- [WRITTEN REQUEST]
Copy the tax compliance text from "The most elementary" to "the remaining payoff.", switching each "declaration" to "tax return".

- [TEXT SHOWN]
1. Introduction
In this paper, a theoretical learning model for tax compliance lab experiments was supposed. Moreover, it was demonstrated with data from a tax lab experiment that learning seems to occur in such experiments.
The most elementary structure for tax compliance lab experiments looks as follows. First, participants are acquired, mostly students. They receive a detailed description of the experiment’s design that runs over a certain number of rounds—20 for instance. The participants receive in each round of the experiment an income that is taxed at a constant tax rate. They are told to decide the income they declare for taxation; the declaration is audited by a tax authority with an announced probability. If the declaration is not identical to the income, i.e., if the tax is partially or fully evaded, the full tax and an additional penalty must be paid. The own results (audits, payoffs) are communicated to the respective participant after each round. After the announced number of rounds, the experiment is finished and the participants receive the remaining payoff.
What may be learned in tax compliance lab experiments? The crucial question is whether there is a systematic change in the behavior of participants during the experiment. Since in each and every round a tax must be paid, participants can choose between paying the tax due or to evade the tax partially or fully. Tax audits and fines for tax evasion are interventions with the intention to enhance tax compliance. If successful, these interventions initiate a learning process that increases tax compliance. However, this is not the only possibility. In contrast, participants may learn that they can successfully deceive tax authorities even when facing audits and penalties. In both cases, a learning effect might occur.

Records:
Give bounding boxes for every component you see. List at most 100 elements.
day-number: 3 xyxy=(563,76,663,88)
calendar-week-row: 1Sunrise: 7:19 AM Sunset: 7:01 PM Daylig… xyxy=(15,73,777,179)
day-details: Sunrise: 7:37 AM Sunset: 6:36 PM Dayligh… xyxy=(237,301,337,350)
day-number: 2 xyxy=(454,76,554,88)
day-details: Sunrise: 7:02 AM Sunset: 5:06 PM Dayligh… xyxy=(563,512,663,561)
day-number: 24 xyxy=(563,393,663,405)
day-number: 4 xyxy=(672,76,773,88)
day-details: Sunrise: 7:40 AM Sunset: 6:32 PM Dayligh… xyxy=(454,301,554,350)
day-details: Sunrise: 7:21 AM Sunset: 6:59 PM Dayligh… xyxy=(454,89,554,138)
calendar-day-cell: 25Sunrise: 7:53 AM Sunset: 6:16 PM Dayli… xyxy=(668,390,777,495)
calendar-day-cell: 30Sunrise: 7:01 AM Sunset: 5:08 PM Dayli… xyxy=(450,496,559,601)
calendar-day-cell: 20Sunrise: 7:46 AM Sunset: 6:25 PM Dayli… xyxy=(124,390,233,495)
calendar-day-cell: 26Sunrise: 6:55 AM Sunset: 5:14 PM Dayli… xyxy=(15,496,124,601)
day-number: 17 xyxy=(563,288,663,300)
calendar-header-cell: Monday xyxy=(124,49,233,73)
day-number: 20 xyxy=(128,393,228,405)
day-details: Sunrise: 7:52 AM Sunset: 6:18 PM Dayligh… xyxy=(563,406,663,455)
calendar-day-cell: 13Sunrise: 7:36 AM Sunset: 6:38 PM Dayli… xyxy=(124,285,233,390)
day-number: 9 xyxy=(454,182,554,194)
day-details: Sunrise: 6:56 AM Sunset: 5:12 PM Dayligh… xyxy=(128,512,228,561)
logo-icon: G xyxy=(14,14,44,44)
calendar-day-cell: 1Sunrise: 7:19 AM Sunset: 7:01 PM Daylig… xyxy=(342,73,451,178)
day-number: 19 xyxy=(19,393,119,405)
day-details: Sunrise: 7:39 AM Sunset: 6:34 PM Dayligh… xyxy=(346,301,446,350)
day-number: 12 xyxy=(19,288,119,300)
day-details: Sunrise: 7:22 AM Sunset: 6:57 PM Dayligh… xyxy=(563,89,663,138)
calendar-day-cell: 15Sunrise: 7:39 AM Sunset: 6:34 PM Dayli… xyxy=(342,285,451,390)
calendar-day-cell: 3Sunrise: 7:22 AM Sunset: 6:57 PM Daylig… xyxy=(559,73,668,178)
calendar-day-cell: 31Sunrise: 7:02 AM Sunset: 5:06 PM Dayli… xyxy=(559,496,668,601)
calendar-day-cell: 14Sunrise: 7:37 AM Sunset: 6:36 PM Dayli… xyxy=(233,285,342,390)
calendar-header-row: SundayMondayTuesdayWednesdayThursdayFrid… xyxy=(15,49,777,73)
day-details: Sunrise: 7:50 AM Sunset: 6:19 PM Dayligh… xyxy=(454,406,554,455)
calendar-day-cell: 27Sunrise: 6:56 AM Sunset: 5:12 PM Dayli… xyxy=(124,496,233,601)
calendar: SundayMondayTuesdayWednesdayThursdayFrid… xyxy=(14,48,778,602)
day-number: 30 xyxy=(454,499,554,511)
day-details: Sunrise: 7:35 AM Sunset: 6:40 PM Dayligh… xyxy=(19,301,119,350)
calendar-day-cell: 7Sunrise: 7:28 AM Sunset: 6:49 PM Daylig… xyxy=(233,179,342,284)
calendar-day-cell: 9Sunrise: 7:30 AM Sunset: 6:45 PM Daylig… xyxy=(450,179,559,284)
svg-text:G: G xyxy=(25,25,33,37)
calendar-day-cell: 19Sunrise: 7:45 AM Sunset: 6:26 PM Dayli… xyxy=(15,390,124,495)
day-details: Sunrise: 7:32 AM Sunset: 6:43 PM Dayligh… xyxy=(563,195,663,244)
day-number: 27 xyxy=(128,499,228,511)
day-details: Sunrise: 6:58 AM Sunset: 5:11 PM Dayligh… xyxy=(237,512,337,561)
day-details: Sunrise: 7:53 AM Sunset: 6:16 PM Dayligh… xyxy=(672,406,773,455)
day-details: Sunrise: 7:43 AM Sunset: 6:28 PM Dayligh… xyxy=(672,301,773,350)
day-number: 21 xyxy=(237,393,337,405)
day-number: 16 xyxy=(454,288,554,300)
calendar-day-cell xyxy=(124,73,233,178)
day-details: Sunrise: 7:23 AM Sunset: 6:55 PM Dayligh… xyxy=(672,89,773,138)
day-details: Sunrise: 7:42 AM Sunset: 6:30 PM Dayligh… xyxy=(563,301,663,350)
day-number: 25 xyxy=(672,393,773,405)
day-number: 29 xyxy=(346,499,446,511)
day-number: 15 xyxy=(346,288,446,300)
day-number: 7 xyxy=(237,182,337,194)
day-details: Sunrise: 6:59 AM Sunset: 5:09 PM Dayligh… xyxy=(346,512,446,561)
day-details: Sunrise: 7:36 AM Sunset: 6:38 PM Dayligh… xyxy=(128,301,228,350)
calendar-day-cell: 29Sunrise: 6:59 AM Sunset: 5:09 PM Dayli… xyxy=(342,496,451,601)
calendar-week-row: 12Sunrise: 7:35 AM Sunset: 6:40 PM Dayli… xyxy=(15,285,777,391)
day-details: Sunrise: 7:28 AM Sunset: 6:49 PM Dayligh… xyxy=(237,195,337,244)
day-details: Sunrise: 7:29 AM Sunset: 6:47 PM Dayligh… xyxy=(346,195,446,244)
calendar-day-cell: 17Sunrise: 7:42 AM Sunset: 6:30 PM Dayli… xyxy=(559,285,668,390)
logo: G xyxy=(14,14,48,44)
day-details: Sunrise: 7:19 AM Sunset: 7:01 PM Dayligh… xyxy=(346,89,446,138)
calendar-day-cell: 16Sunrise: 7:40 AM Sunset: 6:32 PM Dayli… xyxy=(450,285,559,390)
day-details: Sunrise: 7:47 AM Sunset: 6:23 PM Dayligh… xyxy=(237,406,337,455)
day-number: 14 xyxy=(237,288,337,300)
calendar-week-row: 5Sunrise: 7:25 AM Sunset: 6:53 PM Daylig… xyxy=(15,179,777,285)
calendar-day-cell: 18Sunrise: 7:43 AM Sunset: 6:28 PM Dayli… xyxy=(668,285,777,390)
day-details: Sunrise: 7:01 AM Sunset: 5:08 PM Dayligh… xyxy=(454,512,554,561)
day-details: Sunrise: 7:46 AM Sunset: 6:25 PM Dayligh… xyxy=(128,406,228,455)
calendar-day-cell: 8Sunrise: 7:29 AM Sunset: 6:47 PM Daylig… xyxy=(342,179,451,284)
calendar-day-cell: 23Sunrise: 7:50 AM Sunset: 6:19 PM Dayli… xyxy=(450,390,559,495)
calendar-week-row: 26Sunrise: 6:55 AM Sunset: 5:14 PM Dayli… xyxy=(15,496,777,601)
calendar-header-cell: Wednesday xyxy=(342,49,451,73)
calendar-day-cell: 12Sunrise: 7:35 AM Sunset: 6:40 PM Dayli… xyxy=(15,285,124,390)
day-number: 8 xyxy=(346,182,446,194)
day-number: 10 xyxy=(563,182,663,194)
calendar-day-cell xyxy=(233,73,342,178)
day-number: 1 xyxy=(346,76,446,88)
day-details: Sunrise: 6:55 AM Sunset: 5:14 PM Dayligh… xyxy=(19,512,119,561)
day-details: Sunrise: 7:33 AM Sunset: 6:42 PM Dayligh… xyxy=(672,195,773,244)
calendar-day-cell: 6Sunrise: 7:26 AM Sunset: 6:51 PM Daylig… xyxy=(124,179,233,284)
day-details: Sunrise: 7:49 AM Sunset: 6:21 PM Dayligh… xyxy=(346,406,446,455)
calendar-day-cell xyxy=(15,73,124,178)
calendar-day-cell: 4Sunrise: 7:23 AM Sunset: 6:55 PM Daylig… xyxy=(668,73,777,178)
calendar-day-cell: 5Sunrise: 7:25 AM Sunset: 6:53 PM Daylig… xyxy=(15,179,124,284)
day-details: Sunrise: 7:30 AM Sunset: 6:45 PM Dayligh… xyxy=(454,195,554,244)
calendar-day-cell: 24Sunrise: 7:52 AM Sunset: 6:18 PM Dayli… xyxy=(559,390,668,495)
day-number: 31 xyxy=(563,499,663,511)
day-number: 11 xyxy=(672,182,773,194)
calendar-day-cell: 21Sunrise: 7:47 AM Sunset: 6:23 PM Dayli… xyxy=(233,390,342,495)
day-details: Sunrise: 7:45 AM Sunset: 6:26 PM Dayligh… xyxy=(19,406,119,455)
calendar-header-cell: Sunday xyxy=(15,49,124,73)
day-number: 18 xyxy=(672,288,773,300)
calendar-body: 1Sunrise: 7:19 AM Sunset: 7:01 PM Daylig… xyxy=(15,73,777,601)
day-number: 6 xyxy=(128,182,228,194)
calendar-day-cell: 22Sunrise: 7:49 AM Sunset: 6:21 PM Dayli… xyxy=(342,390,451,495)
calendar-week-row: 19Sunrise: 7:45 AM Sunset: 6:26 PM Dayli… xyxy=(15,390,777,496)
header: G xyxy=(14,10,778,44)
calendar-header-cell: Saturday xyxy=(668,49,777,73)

- [THE RESPONSE]
The most elementary structure for tax compliance lab experiments looks as follows. First, participants are acquired, mostly students. They receive a detailed description of the experiment’s design that runs over a certain number of rounds—20 for instance. The participants receive in each round of the experiment an income that is taxed at a constant tax rate. They are told to decide the income they declare for taxation; the tax return is audited by a tax authority with an announced probability. If the tax return is not identical to the income, i.e., if the tax is partially or fully evaded, the full tax and an additional penalty must be paid. The own results (audits, payoffs) are communicated to the respective participant after each round. After the announced number of rounds, the experiment is finished and the participants receive the remaining payoff.